**TASK DIRECTIONS:** Below are the entries; state how many of their lines contain the string "object", and nothing more.

**GIVEN DATA:**
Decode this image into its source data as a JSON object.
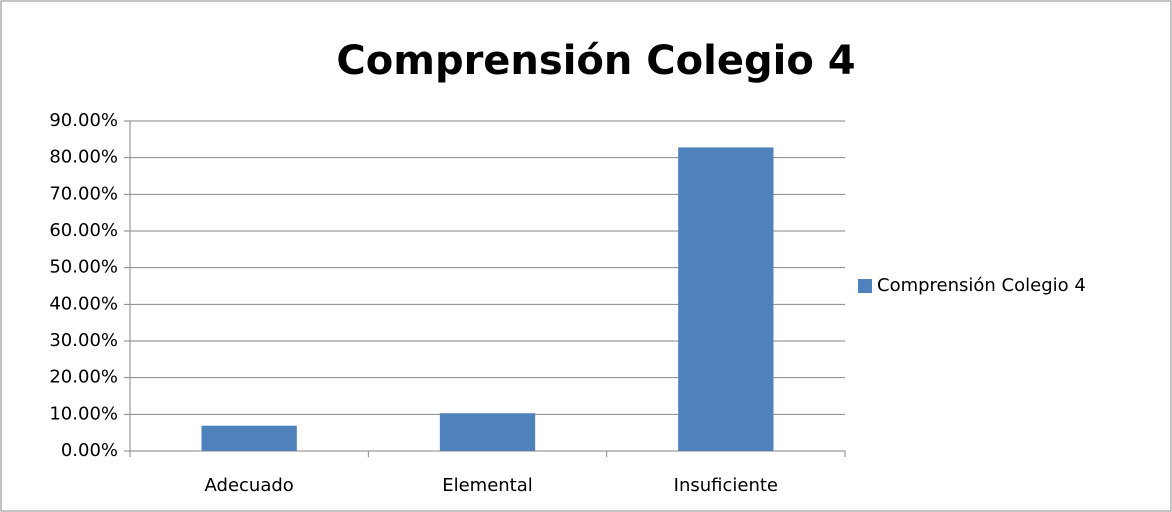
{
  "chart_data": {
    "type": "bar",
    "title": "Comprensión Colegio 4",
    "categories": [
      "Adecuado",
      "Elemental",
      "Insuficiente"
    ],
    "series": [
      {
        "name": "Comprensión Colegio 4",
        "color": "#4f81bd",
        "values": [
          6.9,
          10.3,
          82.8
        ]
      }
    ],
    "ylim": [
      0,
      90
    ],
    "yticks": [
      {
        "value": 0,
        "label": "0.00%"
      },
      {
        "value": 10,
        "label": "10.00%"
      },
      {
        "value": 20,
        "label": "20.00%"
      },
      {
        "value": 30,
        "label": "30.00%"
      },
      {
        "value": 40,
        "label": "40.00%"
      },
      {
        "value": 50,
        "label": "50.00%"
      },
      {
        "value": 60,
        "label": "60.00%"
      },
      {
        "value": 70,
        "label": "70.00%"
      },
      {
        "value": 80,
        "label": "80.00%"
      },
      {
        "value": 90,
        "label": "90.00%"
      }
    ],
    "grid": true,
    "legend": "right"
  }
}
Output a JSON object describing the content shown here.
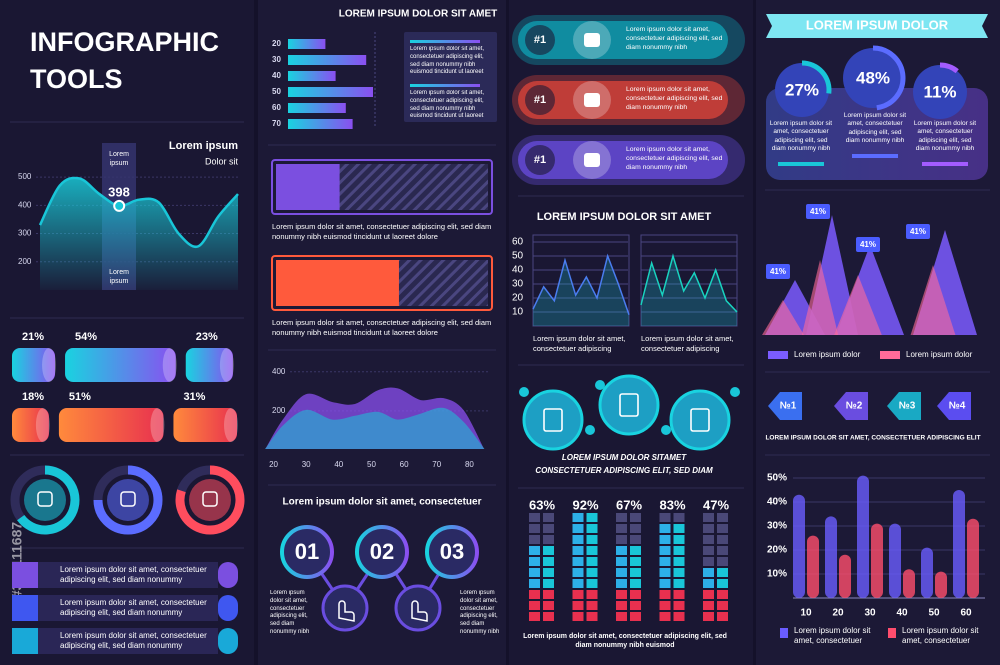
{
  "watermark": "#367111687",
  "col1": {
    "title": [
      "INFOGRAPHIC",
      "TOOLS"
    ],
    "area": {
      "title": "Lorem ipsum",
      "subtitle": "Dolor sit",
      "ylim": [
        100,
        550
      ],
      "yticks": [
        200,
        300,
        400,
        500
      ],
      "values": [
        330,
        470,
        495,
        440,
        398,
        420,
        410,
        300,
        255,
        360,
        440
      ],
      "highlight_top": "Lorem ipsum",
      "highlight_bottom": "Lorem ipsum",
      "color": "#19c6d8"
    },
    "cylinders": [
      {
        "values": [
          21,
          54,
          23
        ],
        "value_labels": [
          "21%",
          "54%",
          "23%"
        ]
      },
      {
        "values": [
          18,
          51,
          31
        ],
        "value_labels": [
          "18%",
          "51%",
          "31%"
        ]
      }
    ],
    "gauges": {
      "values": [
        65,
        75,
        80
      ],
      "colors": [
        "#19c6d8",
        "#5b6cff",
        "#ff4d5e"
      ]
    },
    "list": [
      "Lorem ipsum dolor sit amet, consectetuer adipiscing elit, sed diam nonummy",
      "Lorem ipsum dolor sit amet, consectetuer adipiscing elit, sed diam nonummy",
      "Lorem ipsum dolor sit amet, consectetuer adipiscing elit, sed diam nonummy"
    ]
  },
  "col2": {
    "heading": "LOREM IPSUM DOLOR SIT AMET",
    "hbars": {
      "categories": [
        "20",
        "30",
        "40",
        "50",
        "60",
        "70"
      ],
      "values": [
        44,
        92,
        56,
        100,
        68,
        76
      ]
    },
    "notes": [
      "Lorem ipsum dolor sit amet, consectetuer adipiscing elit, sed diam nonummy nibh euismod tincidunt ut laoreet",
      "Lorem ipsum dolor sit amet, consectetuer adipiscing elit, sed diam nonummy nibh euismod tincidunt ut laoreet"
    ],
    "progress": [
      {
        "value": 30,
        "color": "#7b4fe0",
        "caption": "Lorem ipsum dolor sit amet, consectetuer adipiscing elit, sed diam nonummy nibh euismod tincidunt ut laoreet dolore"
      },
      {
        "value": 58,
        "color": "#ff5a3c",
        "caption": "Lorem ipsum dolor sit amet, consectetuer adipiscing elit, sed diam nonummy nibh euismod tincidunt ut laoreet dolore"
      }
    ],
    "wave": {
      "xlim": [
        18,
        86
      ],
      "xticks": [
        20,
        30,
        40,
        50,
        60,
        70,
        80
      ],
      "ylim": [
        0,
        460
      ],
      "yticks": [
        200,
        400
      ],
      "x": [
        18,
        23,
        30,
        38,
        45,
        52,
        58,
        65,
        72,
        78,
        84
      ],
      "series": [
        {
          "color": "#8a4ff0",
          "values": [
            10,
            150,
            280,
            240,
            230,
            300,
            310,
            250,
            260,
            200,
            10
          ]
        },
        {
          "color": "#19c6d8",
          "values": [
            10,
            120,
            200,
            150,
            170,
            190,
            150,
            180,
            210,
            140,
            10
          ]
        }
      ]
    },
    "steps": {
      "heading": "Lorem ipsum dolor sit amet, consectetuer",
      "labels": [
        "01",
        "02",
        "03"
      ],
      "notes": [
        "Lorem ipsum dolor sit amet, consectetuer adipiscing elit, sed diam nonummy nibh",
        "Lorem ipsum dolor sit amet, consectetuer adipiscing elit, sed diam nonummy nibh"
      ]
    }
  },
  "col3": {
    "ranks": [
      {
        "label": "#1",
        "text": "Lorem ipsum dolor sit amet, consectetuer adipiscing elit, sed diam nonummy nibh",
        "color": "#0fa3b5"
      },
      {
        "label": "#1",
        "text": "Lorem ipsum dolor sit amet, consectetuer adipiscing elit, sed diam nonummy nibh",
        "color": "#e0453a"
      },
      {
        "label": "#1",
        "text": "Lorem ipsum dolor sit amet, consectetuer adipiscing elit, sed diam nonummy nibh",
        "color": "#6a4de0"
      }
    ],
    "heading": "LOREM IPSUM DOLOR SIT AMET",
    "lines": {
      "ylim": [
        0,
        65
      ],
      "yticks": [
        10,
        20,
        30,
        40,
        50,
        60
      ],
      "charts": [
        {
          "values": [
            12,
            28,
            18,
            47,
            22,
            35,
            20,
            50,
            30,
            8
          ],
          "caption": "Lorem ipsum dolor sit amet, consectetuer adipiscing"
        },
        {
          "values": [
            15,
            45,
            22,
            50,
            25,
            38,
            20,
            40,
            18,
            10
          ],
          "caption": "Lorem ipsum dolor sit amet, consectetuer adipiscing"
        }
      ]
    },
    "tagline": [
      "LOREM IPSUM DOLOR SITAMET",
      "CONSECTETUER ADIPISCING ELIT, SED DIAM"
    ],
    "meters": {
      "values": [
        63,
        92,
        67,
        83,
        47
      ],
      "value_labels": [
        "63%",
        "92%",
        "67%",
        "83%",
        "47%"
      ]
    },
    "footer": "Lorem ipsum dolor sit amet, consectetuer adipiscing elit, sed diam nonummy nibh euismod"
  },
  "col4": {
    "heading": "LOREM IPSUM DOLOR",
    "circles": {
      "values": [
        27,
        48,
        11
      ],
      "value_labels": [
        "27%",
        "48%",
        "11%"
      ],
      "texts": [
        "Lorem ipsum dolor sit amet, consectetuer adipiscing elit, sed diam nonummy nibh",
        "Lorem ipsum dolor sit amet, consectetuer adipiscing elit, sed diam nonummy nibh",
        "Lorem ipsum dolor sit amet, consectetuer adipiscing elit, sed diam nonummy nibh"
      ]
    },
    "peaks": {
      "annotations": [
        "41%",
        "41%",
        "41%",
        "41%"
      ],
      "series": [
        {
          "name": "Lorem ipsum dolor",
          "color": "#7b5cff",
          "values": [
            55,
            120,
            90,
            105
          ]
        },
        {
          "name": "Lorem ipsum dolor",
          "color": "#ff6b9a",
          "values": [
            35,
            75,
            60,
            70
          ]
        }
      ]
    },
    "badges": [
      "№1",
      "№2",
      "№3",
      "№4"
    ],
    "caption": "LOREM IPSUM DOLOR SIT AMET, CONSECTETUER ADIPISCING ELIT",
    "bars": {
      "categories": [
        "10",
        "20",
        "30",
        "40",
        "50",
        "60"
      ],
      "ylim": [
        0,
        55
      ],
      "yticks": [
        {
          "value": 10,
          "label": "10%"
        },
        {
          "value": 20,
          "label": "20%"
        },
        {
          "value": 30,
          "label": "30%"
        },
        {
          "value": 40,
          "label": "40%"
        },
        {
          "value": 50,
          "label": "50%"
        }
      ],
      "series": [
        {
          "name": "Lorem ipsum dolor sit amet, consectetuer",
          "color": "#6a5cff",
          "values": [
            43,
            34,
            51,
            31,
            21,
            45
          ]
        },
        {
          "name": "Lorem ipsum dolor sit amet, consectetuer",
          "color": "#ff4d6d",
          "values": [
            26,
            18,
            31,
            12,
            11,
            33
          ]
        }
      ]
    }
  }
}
==
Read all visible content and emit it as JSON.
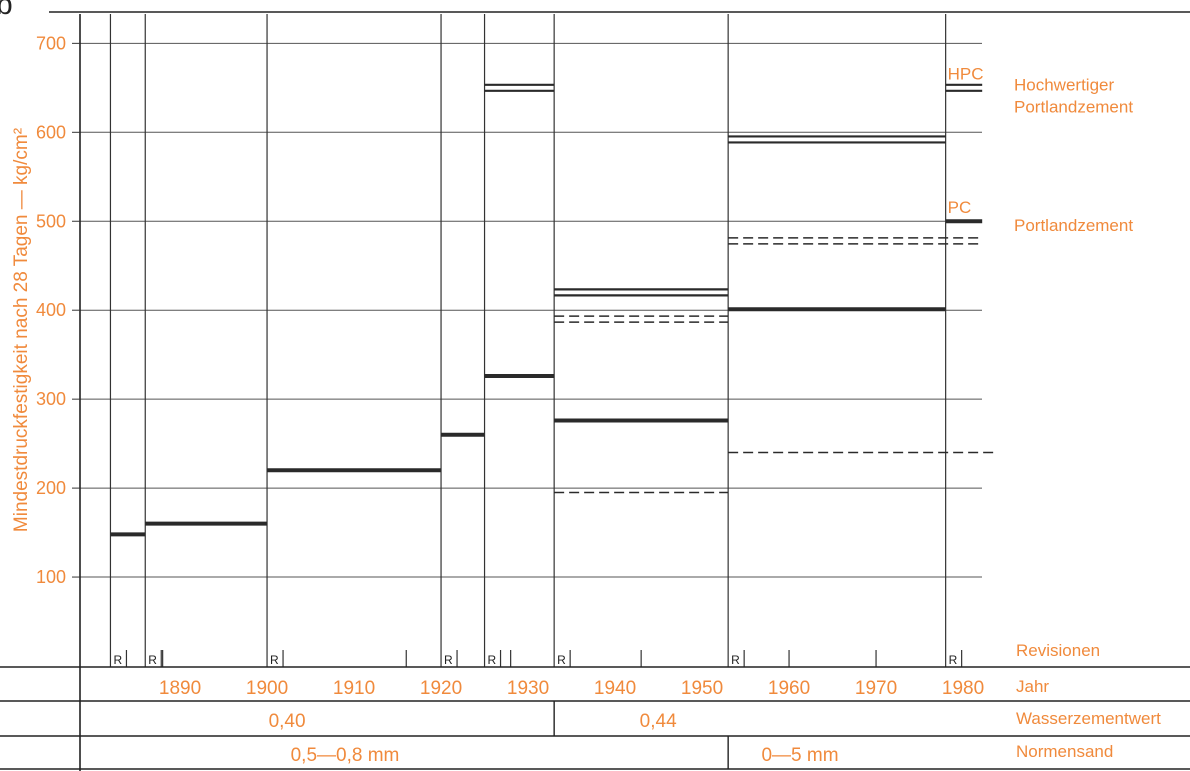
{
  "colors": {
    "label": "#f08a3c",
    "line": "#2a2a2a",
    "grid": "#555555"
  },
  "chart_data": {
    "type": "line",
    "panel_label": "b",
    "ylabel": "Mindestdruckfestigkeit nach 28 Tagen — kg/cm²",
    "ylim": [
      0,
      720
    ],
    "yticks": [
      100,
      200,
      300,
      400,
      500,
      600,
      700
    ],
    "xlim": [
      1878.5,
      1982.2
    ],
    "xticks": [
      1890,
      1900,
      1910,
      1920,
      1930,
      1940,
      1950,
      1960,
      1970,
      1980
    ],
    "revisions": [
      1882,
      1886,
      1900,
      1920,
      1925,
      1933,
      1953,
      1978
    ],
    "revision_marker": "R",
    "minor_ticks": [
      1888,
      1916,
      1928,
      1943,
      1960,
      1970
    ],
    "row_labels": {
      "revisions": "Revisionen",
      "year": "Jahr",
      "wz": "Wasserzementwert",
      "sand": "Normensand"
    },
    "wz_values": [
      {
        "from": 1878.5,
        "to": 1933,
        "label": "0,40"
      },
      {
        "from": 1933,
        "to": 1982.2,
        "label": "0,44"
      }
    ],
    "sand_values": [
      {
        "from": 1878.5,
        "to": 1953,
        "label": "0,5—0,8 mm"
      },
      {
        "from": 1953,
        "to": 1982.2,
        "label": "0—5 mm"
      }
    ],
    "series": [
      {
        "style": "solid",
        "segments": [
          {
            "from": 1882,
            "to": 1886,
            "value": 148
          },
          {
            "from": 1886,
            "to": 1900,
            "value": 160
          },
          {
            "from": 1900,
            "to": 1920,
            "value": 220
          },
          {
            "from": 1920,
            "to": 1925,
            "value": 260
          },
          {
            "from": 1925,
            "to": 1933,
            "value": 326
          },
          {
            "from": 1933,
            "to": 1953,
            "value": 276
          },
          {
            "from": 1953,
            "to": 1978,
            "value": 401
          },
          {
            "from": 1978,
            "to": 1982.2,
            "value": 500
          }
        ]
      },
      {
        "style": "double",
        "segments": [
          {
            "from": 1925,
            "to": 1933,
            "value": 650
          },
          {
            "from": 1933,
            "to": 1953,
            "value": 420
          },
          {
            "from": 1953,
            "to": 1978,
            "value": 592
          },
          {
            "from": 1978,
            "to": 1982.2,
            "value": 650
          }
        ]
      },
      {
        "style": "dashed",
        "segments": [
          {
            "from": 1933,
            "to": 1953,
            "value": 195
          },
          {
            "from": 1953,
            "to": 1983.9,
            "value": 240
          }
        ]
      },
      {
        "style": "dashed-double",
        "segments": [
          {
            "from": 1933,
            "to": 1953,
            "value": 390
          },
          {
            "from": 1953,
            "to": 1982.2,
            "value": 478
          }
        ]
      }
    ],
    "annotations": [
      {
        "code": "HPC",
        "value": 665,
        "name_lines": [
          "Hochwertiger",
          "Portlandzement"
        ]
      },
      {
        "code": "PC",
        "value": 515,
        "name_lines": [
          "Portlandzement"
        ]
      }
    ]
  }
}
---
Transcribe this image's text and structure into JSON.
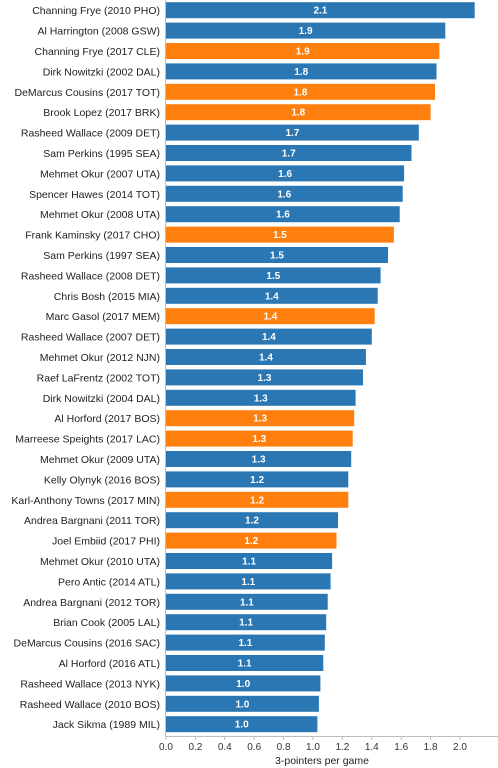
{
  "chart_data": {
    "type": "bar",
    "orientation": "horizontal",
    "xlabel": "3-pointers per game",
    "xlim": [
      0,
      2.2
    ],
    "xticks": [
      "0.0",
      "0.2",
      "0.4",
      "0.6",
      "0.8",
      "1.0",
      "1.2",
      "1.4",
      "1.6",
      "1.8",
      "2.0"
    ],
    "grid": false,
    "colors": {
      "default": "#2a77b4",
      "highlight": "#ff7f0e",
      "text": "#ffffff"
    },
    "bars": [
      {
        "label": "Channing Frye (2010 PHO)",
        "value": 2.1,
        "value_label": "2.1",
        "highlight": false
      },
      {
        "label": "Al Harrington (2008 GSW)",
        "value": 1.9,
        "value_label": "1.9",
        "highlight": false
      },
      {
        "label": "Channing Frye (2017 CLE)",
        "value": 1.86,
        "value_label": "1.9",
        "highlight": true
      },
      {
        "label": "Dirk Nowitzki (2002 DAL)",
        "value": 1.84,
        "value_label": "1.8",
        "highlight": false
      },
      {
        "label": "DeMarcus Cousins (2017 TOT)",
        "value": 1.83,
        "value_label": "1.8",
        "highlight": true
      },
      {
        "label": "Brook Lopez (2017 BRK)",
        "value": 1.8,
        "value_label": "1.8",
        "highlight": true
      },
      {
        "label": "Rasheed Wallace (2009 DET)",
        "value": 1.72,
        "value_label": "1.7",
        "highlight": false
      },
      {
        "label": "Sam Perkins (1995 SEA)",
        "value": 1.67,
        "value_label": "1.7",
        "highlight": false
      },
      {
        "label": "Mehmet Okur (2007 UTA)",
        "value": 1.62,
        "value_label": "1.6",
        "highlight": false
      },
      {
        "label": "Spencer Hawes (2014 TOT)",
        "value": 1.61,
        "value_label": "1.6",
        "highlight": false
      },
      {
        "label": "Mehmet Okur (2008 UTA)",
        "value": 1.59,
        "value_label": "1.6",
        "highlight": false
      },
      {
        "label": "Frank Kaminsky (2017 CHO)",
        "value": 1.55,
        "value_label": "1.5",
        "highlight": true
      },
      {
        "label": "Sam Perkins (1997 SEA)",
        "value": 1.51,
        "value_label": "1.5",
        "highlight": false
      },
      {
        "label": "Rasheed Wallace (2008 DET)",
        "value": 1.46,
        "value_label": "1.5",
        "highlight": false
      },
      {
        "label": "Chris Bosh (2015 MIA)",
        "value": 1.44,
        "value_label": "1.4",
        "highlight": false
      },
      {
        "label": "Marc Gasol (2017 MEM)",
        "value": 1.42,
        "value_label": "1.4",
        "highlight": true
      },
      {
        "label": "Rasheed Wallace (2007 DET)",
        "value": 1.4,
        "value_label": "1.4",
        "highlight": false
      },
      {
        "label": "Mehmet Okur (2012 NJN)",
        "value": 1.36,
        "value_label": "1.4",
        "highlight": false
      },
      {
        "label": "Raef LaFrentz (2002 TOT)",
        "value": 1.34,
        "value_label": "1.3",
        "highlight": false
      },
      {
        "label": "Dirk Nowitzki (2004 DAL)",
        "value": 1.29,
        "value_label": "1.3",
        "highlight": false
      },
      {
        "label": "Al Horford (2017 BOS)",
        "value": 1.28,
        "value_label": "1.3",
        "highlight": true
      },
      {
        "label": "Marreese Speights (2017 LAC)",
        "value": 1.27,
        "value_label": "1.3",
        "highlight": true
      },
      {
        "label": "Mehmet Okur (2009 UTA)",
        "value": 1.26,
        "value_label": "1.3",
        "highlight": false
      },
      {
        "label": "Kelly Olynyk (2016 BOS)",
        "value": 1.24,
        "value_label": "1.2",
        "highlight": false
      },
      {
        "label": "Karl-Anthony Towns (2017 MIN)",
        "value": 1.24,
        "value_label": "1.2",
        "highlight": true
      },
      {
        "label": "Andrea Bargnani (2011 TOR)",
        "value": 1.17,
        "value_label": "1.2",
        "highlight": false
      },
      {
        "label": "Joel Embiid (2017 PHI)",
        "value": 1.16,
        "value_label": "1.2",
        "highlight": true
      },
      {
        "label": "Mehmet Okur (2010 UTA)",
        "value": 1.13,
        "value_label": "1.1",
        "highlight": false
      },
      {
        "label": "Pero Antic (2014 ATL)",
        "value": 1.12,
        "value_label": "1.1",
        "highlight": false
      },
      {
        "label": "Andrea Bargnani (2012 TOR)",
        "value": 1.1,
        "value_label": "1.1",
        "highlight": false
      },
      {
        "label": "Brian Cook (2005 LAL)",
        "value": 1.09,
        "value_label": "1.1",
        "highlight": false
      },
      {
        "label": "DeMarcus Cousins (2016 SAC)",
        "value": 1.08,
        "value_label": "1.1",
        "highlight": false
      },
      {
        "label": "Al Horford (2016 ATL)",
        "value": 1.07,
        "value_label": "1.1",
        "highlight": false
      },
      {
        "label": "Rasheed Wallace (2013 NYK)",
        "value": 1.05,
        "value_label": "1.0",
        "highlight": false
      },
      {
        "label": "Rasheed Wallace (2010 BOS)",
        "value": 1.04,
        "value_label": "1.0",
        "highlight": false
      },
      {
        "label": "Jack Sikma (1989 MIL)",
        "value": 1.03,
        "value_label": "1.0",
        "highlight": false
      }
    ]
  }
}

**FINAL ANSWER:** 2